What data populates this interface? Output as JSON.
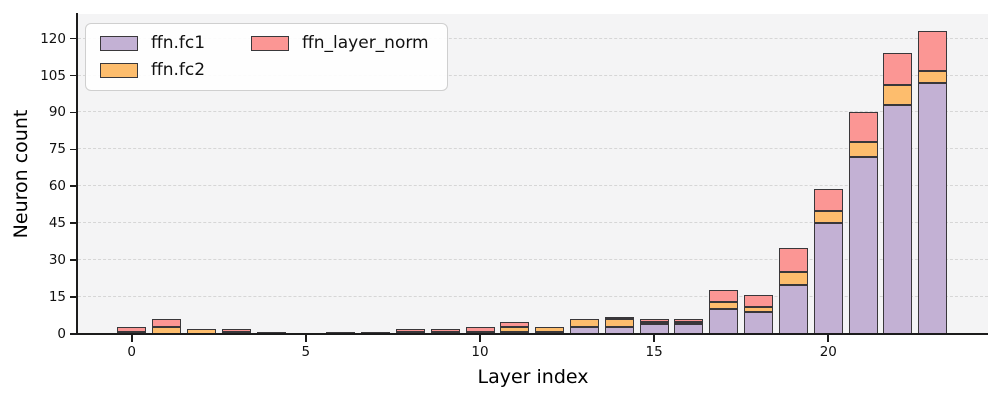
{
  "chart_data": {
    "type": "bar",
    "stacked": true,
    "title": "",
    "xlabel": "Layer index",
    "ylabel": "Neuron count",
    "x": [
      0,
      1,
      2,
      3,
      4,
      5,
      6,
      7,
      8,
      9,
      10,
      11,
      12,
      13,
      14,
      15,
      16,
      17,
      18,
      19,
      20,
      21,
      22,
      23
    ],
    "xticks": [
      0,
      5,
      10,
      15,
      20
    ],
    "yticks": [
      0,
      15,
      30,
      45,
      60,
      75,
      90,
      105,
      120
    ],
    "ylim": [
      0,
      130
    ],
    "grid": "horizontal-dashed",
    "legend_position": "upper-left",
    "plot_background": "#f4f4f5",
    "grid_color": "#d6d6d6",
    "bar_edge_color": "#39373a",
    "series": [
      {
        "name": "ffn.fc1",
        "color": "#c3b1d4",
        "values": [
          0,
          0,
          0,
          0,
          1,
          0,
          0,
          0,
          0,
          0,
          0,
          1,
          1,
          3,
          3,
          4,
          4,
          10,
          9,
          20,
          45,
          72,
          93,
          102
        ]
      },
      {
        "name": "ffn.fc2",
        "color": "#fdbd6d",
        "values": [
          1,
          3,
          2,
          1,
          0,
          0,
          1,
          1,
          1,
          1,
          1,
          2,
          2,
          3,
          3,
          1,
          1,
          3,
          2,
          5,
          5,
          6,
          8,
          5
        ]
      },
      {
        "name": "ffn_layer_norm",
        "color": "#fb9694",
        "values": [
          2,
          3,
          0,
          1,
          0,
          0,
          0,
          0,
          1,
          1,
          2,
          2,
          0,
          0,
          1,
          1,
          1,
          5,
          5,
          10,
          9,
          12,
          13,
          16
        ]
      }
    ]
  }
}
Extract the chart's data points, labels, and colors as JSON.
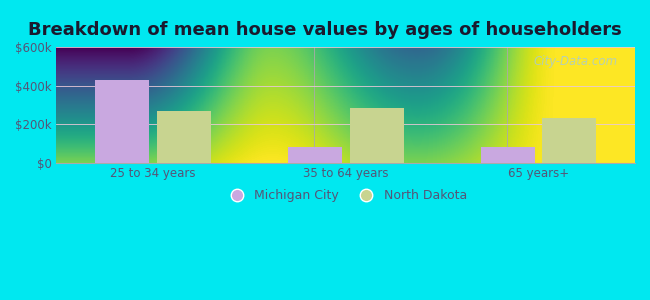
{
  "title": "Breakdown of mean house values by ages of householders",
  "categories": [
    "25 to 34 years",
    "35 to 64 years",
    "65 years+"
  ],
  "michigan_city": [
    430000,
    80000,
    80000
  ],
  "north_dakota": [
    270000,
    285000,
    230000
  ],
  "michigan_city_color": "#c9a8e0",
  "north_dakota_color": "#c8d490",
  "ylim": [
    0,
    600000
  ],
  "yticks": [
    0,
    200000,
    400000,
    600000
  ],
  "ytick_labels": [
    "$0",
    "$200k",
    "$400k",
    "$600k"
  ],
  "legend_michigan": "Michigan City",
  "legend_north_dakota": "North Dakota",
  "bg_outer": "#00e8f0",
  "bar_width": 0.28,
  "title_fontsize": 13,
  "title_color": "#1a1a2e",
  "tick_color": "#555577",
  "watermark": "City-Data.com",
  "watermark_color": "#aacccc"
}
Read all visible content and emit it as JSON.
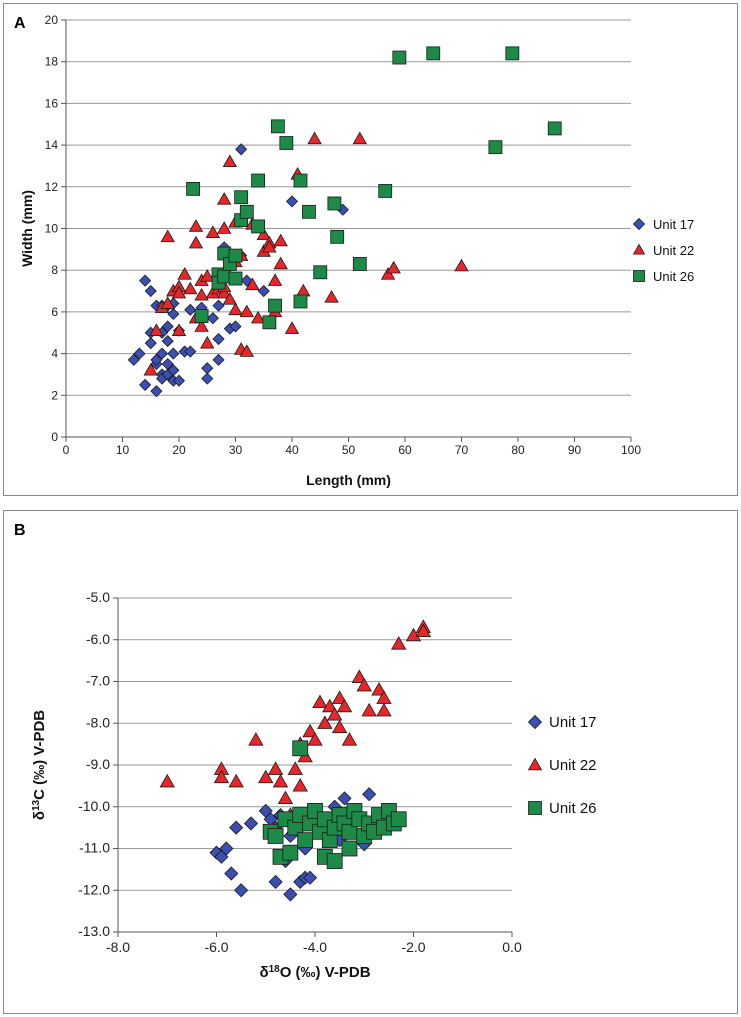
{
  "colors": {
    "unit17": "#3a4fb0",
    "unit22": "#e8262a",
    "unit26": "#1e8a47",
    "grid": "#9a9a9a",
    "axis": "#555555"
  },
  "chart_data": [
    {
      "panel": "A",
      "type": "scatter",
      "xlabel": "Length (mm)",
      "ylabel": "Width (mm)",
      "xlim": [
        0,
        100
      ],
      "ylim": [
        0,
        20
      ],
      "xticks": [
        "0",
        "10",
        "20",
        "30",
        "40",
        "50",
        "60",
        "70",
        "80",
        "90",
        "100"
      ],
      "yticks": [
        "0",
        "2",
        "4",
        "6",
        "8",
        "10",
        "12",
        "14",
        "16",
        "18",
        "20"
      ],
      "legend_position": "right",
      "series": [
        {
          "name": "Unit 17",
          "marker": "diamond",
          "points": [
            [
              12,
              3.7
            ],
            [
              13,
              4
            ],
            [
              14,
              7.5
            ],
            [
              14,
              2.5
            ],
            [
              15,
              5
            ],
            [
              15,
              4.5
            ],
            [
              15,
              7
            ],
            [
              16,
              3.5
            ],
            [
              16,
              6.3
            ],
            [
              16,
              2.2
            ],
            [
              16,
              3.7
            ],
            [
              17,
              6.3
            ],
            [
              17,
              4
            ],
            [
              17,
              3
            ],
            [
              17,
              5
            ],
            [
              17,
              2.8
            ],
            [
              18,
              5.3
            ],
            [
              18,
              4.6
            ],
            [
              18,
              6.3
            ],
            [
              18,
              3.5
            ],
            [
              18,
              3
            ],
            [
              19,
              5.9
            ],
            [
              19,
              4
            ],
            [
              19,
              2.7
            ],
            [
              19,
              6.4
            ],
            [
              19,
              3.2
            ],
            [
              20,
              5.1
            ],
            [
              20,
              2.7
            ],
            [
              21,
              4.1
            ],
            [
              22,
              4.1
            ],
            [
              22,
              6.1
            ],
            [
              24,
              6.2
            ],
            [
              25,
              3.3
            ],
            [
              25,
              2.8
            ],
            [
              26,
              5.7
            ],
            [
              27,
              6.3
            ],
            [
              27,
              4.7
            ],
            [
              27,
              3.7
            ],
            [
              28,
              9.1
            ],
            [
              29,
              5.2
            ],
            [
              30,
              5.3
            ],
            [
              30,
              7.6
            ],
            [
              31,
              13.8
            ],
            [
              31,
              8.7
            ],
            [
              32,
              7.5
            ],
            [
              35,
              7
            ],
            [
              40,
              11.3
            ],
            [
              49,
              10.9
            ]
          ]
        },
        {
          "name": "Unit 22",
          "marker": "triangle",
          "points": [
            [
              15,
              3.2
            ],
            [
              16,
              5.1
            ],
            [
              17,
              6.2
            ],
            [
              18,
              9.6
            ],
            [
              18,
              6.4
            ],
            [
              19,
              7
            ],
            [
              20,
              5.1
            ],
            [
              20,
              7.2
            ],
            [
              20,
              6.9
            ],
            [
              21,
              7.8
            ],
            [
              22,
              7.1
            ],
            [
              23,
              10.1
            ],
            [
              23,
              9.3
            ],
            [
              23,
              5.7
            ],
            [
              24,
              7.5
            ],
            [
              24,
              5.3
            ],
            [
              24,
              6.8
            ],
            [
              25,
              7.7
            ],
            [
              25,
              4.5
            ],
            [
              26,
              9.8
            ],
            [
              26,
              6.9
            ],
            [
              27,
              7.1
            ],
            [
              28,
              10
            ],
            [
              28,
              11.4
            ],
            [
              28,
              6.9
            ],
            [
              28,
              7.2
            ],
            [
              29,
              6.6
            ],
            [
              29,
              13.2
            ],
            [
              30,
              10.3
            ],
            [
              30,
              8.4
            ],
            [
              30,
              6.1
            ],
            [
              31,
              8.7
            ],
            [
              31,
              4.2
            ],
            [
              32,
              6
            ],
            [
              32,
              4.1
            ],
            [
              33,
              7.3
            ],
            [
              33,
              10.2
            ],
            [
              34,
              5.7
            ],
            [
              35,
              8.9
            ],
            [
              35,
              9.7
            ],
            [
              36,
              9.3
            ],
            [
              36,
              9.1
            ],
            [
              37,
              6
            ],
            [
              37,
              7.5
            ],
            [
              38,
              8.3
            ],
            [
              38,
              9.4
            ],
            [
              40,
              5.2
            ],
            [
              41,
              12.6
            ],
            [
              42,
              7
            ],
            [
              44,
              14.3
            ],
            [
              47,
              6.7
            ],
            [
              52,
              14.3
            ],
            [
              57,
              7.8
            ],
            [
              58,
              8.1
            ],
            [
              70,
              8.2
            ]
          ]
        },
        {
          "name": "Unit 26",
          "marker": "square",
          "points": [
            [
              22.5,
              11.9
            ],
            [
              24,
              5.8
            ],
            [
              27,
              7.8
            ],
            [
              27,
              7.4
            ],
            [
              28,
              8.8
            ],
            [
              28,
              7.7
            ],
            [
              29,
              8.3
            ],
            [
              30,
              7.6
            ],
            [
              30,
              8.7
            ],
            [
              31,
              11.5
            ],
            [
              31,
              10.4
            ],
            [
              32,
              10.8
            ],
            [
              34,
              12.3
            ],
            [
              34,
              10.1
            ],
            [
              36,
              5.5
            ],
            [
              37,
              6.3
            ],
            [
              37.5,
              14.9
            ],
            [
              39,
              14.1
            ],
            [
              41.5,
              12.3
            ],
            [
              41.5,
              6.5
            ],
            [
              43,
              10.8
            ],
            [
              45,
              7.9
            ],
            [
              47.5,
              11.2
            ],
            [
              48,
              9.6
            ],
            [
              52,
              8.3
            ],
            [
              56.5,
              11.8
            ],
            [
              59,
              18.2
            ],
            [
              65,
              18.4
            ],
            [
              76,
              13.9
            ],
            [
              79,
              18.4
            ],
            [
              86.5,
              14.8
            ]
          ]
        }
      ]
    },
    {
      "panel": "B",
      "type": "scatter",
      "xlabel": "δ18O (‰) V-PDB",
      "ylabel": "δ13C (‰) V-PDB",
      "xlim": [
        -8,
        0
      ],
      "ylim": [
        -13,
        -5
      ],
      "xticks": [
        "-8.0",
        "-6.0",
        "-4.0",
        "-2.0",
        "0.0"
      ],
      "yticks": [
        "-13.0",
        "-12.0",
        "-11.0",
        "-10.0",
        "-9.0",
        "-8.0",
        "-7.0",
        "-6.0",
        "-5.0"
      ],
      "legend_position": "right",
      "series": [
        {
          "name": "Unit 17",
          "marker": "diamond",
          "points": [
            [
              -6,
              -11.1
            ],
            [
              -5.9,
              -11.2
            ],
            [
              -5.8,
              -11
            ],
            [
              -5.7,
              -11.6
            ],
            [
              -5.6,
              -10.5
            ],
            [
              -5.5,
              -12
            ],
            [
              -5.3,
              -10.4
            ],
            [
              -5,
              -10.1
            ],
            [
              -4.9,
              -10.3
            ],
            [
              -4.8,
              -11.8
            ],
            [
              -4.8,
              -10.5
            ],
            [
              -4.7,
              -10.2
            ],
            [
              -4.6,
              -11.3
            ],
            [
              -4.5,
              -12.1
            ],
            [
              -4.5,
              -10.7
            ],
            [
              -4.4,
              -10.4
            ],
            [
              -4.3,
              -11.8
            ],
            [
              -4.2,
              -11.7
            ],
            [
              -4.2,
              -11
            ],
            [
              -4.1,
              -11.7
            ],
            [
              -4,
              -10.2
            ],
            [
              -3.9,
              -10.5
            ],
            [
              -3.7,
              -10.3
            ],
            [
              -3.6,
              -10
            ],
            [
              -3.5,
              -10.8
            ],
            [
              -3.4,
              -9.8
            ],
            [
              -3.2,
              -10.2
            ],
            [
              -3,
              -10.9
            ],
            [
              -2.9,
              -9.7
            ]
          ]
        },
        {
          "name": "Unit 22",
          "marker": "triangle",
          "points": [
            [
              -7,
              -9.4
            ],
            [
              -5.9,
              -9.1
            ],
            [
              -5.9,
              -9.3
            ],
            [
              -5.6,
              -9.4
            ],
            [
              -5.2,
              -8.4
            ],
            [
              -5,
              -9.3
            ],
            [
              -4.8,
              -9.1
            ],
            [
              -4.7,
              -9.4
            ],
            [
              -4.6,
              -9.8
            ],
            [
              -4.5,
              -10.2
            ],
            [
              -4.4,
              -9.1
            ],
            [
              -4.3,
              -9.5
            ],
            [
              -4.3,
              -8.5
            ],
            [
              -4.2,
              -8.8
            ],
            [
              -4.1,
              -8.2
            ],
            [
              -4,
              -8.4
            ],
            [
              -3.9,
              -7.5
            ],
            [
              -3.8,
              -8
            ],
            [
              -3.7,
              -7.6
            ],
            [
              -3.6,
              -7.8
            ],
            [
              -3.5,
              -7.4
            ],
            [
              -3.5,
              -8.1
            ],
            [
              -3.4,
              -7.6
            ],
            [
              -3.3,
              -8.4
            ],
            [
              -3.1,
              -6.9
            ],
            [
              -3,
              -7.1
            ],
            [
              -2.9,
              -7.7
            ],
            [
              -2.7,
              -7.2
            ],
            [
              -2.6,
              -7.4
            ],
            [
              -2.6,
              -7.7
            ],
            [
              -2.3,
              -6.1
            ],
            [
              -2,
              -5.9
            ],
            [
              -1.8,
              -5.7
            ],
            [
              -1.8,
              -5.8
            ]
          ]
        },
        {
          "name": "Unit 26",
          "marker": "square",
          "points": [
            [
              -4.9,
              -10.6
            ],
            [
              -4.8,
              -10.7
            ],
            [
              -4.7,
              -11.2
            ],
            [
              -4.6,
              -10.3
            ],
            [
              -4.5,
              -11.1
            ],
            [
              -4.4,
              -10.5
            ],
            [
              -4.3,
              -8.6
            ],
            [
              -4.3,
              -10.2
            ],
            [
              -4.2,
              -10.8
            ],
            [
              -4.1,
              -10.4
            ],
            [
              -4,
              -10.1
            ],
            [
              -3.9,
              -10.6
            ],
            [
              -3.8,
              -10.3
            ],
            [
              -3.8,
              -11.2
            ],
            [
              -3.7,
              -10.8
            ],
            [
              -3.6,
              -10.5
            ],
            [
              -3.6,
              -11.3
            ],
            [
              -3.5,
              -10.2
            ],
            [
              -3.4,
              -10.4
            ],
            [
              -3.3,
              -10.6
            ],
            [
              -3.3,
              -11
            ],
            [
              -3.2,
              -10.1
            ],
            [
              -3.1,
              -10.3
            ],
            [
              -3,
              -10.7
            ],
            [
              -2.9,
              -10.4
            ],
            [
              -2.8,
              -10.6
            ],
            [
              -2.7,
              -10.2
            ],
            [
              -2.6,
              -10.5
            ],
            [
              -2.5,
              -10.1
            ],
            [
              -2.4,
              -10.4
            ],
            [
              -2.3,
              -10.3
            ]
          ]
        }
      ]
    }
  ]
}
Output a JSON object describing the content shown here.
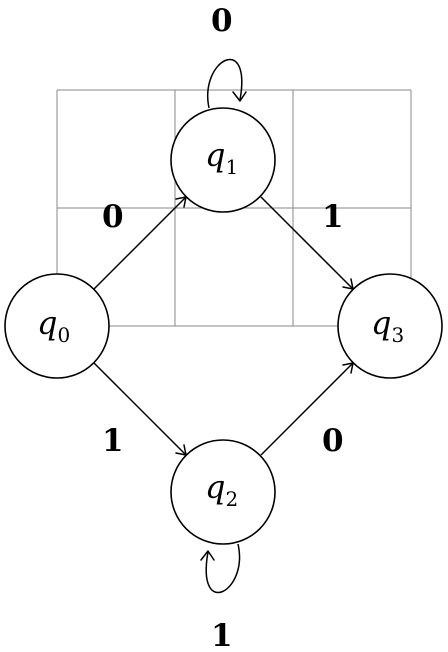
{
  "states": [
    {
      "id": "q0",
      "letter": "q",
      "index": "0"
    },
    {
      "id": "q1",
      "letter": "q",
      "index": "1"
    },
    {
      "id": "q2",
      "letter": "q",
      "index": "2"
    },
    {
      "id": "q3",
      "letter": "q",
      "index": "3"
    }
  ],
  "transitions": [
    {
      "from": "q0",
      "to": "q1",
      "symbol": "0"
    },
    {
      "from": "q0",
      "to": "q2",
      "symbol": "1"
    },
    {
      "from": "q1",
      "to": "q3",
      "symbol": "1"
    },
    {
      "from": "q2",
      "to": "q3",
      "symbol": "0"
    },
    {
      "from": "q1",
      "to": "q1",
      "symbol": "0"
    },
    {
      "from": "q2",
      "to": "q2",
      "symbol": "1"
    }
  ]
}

+ + + + + + +

Collect from the data above every line that includes "content".

Read all visible content and emit it as JSON.
Output a JSON object describing the content shown here.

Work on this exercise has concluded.